SHORT PROBLEM
Copy the material from its first line through the line containing "638, 335, 658]", keeping every line unchanged.

[BEGIN RECORD EXCERPTS]

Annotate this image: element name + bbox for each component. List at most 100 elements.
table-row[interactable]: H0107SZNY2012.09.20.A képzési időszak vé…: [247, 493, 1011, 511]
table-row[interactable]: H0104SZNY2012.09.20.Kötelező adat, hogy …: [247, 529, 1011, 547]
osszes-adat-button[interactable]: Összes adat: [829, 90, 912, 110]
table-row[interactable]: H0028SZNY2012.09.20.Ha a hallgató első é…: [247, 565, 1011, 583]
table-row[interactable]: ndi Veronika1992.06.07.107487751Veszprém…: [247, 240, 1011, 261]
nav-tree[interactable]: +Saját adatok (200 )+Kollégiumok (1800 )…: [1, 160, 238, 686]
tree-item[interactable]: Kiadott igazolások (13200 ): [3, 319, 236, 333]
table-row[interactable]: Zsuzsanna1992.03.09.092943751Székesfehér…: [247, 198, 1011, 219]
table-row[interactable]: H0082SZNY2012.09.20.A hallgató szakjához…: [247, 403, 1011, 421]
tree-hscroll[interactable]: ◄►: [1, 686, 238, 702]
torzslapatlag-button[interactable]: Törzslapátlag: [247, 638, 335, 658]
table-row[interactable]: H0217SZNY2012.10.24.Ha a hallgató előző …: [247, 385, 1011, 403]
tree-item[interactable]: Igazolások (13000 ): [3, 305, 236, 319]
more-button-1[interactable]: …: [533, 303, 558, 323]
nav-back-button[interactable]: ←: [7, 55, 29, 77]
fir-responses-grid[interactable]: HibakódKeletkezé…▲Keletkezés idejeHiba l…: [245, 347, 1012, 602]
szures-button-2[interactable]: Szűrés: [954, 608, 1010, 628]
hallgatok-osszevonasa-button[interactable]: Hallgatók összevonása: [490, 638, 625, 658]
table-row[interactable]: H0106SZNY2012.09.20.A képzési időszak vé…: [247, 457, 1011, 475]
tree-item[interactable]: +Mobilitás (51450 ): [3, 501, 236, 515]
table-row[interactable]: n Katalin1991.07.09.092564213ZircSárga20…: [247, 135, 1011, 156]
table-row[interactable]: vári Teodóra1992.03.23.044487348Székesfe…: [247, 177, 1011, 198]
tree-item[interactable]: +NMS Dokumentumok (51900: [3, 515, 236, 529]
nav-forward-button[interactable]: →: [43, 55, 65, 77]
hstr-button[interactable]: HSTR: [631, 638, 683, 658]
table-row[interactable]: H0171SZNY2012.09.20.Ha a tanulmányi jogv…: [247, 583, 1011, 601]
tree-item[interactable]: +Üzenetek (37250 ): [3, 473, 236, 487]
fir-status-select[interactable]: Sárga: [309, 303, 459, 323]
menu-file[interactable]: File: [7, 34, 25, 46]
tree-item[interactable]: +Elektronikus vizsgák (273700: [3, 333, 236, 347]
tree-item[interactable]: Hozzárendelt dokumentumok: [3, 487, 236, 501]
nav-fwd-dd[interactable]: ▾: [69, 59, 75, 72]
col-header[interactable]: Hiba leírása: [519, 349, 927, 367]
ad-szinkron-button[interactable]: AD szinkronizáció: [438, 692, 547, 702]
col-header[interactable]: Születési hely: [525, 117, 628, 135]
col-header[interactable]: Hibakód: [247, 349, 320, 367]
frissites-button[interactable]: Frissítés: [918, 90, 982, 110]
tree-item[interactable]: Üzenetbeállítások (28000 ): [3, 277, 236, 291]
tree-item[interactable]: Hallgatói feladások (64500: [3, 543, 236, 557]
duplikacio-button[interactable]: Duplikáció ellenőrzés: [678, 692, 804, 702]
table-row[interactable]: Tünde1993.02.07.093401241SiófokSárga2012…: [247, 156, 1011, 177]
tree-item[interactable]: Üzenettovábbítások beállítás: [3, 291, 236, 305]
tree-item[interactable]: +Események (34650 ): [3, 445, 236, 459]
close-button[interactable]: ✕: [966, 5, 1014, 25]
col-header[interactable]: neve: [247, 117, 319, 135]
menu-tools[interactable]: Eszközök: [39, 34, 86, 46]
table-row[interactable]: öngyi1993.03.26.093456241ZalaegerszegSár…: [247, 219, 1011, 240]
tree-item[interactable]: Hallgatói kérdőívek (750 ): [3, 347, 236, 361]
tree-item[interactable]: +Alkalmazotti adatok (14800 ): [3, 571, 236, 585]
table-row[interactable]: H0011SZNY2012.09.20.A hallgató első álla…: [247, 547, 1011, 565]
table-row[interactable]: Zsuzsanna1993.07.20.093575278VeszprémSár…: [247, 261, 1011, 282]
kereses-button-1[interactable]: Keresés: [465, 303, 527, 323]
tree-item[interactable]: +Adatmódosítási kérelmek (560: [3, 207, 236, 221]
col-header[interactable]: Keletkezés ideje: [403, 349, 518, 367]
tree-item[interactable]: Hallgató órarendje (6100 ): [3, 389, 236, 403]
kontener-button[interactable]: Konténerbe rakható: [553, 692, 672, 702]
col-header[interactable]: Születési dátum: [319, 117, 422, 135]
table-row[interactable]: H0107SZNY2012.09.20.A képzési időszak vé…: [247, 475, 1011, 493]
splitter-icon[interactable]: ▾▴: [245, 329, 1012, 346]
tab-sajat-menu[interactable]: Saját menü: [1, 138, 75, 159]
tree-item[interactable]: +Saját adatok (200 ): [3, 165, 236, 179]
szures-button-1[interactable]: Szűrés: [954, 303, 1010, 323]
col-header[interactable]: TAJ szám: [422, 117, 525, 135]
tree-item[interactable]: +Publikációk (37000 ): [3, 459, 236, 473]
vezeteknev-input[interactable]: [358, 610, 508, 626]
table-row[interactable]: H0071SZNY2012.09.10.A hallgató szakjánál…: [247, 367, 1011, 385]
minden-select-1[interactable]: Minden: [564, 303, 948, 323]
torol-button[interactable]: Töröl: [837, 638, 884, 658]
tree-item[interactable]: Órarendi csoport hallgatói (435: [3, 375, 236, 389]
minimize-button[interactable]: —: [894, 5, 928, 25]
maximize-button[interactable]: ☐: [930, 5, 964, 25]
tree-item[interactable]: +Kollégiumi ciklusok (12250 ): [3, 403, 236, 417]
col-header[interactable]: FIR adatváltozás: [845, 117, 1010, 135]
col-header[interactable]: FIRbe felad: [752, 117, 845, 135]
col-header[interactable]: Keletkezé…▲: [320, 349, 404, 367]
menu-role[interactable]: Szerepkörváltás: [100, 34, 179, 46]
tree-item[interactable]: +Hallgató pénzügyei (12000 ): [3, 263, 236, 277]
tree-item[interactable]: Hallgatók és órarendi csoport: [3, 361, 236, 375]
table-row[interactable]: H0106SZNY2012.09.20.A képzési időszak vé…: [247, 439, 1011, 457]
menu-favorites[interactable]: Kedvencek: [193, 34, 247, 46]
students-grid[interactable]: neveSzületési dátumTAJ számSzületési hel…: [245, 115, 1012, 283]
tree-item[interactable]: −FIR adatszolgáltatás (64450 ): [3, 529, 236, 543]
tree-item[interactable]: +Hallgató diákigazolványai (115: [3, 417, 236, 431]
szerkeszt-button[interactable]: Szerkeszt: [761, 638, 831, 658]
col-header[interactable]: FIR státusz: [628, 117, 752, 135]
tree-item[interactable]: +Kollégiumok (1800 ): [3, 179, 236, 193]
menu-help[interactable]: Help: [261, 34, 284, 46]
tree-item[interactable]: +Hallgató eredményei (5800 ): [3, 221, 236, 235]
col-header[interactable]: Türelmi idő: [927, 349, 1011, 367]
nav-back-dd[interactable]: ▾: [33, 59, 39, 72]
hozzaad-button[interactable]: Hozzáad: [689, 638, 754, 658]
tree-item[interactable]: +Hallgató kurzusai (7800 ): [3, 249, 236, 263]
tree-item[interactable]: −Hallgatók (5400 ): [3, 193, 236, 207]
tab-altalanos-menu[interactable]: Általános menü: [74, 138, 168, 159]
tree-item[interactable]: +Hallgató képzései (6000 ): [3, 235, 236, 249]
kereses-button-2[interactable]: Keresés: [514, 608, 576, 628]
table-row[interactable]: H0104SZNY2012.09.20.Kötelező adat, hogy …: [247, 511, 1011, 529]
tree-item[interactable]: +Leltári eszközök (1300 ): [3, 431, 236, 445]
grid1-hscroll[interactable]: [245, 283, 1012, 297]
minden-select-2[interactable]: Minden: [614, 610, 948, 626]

[END RECORD EXCERPTS]

EXERCISE ANSWER
Annotate this image: element name + bbox for each component. List at most 100 elements.
table-row[interactable]: H0107SZNY2012.09.20.A képzési időszak vé…: [247, 493, 1011, 511]
table-row[interactable]: H0104SZNY2012.09.20.Kötelező adat, hogy …: [247, 529, 1011, 547]
osszes-adat-button[interactable]: Összes adat: [829, 90, 912, 110]
table-row[interactable]: H0028SZNY2012.09.20.Ha a hallgató első é…: [247, 565, 1011, 583]
table-row[interactable]: ndi Veronika1992.06.07.107487751Veszprém…: [247, 240, 1011, 261]
nav-tree[interactable]: +Saját adatok (200 )+Kollégiumok (1800 )…: [1, 160, 238, 686]
tree-item[interactable]: Kiadott igazolások (13200 ): [3, 319, 236, 333]
table-row[interactable]: Zsuzsanna1992.03.09.092943751Székesfehér…: [247, 198, 1011, 219]
table-row[interactable]: H0082SZNY2012.09.20.A hallgató szakjához…: [247, 403, 1011, 421]
tree-hscroll[interactable]: ◄►: [1, 686, 238, 702]
torzslapatlag-button[interactable]: Törzslapátlag: [247, 638, 335, 658]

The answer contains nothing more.